• **WHAT TO DO**
a - In the piece on AI agents in e-commerce, what share of consumers have made purchases they would not have considered without an AI's intervention?
b - Reproduce verbatim the passage of the piece on AI agents in e-commerce that runs between "In fact, this" and "interlocutors is formed.", inclusive.

• **SELECTED EXCERPT**
The data from a report recently published by VISA reveal a profound shift in trend in e-commerce: almost 40% of consumers have made purchases they would not have considered without the intervention of an AI.
But the sector faces a new revolution driven by AI agents.
These systems not only recommend products to us, but we are facing tools capable of deciding, comparing, and executing transactions on behalf of people and companies.
That leap changes the market logic. From the traditional B2C or B2B model, we move to a B2AI scenario, in which Artificial Intelligence ceases to be a mere intermediary and begins to behave as a true economic actor.
The implications of this change are profound: it will no longer be enough to design algorithms that persuade consumers; those same algorithms will also have to learn to interact with their new clients: other algorithms.
In that context, the logic of marketing also evolves. Companies will no longer design messages for people, but also for systems that compare, value, and decide. That forces thinking about products, prices, and services from a double perspective: that of the human consumer and that of the digital agent acting on their behalf.
The impact of this new paradigm is not only technological, but affects other aspects, mainly economic and legal.
In fact, this debate about the autonomy of AI and the legal validity of automated decision-making by algorithms has already been repeatedly addressed in the field of competition law and data protection. Now it becomes the center of the debate about the future of e-commerce.
That is to say, if a growing part of purchasing decisions is going to be delegated to automated systems, the focus will no longer be only on user experience, but on the very architecture of the decision. Or, put in other words, not only is the channel transformed, but the process by which the purchasing will of people and their new digital interlocutors is formed.
It is here when the new dichotomy arises: companies must choose between efficiency or autonomy. Because consumers seem willing for AI to compare prices or apply discounts; but they hesitate —and rightly so— when it comes to
of ceding total control of spending; especially at this time, in which online fraud is one of the main threats for internet users.

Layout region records
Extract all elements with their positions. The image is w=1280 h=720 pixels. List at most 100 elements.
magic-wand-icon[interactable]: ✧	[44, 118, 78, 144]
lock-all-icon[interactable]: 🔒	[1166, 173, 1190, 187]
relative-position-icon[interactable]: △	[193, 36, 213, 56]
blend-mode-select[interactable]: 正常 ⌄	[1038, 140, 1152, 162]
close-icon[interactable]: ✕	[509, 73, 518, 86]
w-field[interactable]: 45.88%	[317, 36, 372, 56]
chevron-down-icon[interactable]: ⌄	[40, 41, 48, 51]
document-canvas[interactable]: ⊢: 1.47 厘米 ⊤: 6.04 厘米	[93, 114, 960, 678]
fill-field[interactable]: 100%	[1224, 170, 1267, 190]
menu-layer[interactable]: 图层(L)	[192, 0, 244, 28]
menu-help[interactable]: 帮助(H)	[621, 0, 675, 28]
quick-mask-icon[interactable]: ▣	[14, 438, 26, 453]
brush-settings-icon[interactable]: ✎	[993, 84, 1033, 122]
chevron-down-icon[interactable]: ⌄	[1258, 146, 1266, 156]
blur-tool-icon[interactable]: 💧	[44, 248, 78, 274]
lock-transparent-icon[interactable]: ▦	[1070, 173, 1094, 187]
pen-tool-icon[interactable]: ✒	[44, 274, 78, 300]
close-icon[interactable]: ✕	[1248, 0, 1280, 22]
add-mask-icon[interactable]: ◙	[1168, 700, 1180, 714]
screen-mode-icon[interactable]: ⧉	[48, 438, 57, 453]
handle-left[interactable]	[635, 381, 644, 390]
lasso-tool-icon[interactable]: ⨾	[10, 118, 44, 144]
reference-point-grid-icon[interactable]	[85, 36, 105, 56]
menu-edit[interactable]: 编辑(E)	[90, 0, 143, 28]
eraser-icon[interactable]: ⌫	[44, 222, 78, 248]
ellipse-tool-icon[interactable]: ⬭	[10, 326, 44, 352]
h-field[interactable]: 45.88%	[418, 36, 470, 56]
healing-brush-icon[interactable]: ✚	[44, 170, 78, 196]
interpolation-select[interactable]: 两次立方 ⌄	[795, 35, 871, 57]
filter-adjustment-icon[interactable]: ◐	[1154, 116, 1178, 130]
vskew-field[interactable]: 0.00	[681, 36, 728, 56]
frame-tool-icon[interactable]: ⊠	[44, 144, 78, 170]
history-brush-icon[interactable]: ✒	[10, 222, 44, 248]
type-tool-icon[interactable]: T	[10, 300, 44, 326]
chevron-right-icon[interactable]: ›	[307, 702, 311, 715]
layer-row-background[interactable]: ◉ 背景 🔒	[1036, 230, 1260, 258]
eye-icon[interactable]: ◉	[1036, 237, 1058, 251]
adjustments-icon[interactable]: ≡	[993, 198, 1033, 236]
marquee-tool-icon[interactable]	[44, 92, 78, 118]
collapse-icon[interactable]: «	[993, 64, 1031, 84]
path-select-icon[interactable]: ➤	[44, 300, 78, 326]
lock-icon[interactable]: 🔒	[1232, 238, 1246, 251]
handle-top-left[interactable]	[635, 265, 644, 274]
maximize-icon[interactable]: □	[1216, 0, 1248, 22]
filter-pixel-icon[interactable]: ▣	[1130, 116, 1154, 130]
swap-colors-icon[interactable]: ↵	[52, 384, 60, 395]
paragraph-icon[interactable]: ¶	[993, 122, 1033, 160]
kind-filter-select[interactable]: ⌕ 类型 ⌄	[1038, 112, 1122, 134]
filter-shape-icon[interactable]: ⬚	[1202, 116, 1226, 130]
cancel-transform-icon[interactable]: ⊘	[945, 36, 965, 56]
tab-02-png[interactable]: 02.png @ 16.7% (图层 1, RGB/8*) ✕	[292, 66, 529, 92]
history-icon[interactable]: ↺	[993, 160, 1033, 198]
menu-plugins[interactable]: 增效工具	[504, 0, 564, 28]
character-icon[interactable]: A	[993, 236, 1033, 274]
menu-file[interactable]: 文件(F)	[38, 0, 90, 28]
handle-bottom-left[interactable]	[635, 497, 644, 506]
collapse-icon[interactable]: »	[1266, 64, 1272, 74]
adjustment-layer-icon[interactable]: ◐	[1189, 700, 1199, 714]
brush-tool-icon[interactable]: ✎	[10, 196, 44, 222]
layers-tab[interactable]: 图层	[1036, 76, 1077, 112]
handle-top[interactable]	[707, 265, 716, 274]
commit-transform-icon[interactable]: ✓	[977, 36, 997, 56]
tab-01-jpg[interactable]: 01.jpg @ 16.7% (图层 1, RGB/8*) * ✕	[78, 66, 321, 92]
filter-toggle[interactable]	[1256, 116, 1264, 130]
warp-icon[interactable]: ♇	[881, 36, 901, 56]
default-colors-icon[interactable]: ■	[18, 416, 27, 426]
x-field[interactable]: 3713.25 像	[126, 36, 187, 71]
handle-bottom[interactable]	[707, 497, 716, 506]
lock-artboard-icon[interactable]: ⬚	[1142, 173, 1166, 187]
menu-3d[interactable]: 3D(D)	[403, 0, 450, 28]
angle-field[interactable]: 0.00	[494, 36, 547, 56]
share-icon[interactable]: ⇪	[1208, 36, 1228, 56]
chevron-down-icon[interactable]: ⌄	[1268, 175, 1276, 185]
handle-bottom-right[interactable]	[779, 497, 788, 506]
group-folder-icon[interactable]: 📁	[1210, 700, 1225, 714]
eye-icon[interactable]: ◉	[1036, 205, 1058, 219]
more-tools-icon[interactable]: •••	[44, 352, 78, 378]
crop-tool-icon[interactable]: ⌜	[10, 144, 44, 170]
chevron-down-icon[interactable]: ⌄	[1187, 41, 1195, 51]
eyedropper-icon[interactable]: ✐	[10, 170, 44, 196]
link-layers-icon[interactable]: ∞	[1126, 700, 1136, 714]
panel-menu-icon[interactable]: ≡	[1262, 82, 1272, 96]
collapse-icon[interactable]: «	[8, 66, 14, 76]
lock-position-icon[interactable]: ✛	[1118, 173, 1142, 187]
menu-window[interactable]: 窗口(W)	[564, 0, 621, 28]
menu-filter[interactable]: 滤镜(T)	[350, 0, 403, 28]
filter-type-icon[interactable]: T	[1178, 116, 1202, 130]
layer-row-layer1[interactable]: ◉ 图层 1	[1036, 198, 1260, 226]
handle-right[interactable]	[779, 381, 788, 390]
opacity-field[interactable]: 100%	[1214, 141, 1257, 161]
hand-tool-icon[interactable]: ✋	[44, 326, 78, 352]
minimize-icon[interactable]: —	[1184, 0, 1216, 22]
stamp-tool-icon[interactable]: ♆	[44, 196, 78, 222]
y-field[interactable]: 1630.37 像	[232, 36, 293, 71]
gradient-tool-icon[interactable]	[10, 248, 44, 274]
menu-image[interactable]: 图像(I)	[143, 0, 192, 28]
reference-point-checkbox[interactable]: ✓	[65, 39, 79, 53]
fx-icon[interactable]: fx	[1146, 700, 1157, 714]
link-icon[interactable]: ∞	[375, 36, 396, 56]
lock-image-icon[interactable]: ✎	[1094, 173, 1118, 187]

• **RESPONSES PER TASK**
a - Almost 40% of consumers.

b -
In fact, this debate about the autonomy of AI and the legal validity of automated decision-making by algorithms has already been repeatedly addressed in the field of competition law and data protection. Now it becomes the center of the debate about the future of e-commerce.
That is to say, if a growing part of purchasing decisions is going to be delegated to automated systems, the focus will no longer be only on user experience, but on the very architecture of the decision. Or, put in other words, not only is the channel transformed, but the process by which the purchasing will of people and their new digital interlocutors is formed.